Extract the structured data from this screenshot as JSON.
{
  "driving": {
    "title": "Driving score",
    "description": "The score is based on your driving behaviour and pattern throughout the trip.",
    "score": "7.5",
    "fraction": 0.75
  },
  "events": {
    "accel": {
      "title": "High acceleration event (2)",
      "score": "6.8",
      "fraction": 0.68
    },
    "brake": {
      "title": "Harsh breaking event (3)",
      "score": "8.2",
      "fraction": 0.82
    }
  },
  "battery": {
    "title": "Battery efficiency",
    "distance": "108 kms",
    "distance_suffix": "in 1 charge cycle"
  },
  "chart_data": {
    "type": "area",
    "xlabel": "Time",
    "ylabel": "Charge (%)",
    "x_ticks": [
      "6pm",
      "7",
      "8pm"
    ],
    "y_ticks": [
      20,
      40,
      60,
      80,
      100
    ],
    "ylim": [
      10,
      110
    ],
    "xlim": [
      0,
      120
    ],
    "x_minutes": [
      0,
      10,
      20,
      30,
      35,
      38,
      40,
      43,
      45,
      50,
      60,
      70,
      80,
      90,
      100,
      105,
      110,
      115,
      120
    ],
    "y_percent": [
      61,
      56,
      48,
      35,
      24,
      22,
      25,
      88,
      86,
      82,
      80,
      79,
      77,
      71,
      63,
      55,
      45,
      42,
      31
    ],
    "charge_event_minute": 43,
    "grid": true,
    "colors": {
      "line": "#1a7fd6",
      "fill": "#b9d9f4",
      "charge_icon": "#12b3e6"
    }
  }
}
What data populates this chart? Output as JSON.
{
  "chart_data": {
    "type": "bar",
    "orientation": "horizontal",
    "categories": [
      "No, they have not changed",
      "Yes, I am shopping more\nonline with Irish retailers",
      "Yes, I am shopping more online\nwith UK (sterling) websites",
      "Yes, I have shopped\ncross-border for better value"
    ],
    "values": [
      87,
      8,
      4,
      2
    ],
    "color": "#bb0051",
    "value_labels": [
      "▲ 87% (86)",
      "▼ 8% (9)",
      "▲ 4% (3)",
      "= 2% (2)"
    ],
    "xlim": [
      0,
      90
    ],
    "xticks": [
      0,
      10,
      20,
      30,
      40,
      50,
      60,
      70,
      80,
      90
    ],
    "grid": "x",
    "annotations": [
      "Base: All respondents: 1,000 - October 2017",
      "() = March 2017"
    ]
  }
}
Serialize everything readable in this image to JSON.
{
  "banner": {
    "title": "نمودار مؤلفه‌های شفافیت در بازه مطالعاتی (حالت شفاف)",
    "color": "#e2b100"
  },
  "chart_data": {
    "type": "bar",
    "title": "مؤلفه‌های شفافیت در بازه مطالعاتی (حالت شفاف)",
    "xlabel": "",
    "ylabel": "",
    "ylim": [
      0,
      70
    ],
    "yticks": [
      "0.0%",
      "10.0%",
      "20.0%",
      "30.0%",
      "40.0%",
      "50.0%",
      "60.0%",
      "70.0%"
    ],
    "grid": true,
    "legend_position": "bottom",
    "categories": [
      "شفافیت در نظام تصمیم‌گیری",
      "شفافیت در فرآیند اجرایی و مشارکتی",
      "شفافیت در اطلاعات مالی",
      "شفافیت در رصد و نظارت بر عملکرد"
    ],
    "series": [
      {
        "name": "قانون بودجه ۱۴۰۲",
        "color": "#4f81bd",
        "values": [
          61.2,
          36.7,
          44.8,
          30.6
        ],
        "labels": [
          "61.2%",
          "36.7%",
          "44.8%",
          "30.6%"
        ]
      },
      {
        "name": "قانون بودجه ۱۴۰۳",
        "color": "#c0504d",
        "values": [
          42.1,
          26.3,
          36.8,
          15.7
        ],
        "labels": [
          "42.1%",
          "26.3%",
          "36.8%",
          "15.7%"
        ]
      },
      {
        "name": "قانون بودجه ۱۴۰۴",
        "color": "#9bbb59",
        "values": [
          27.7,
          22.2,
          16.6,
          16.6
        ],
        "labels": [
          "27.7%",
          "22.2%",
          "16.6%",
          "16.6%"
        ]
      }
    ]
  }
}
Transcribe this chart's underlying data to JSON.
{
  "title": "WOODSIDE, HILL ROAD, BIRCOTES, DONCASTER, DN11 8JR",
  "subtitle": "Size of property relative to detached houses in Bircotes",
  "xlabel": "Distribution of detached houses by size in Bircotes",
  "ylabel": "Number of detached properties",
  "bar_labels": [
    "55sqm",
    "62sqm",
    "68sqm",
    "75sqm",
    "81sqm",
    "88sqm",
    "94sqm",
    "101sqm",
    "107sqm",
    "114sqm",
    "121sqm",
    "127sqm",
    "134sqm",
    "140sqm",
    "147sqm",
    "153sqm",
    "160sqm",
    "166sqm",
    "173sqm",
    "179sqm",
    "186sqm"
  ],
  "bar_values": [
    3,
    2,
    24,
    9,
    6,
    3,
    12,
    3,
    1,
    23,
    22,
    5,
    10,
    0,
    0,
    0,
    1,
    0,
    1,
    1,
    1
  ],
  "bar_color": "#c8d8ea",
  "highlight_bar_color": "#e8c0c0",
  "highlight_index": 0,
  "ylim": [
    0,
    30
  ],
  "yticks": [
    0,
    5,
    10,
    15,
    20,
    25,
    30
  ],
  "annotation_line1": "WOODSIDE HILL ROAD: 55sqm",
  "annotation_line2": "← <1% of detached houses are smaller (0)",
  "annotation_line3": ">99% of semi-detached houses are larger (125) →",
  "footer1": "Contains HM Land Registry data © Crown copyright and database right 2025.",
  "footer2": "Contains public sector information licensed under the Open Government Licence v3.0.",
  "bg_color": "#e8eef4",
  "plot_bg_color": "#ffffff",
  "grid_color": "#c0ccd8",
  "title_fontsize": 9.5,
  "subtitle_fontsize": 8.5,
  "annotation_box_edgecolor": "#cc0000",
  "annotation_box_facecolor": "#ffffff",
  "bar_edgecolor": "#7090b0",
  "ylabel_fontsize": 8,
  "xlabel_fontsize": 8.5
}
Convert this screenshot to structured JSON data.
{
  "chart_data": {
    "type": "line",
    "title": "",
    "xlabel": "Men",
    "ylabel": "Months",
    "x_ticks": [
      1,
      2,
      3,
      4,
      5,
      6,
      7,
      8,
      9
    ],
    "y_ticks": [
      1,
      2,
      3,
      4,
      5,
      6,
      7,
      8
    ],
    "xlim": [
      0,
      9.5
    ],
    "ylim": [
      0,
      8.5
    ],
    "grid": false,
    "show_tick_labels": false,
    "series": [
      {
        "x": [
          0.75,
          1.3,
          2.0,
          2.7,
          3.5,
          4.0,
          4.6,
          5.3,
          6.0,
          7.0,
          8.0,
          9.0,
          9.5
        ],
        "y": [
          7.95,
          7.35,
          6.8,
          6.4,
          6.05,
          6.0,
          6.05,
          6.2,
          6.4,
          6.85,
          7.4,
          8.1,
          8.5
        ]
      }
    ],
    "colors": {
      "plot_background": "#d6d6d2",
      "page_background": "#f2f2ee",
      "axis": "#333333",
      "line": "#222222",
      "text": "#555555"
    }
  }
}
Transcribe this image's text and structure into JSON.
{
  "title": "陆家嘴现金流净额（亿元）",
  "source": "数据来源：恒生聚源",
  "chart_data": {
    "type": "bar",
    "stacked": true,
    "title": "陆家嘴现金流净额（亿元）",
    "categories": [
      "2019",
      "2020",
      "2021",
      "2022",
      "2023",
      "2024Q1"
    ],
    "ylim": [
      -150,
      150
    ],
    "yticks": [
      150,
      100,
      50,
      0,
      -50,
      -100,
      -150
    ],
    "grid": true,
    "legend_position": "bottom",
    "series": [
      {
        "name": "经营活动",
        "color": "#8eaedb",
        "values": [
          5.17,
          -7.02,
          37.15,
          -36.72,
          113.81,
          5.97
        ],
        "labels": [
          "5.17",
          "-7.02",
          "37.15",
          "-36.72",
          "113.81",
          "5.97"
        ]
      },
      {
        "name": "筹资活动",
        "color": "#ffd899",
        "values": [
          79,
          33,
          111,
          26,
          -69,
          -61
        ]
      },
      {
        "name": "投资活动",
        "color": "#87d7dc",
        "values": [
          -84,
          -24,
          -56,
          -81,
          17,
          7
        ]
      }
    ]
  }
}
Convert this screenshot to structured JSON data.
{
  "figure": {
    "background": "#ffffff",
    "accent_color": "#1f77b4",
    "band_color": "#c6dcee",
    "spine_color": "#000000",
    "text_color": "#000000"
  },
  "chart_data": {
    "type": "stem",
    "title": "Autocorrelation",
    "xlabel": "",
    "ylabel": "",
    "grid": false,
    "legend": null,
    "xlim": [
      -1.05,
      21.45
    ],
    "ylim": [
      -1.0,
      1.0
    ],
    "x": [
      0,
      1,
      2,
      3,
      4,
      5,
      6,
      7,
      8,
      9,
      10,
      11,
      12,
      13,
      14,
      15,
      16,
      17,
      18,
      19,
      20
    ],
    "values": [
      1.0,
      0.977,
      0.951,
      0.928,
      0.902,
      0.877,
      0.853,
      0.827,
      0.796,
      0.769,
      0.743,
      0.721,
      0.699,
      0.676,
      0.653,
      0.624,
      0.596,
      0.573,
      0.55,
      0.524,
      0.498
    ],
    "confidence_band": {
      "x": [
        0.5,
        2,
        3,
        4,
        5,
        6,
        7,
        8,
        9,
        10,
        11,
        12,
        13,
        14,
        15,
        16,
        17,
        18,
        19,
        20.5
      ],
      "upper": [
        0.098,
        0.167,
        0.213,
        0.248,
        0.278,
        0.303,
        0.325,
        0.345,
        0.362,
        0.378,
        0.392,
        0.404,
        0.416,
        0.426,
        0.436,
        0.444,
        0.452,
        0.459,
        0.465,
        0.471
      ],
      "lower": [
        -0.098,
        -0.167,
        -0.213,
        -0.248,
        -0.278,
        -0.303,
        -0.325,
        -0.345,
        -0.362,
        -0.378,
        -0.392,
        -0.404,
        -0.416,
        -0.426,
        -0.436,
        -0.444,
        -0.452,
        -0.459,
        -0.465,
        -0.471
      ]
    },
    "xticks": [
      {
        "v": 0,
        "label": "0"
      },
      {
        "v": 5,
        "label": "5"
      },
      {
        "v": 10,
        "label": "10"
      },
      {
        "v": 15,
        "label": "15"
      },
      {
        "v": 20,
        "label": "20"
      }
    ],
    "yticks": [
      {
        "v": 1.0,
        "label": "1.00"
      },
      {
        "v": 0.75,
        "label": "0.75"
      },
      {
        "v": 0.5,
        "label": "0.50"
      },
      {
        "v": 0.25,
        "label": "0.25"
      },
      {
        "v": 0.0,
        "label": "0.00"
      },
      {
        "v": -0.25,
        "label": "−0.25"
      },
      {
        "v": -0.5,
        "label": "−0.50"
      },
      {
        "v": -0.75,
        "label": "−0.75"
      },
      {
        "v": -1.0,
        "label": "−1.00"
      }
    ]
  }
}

------------------------

STATED PROBLEM
Tally the lines of the listing in which the word "image" occurs, and state the total alone.

OUTPUT FOR THIS EXERCISE
2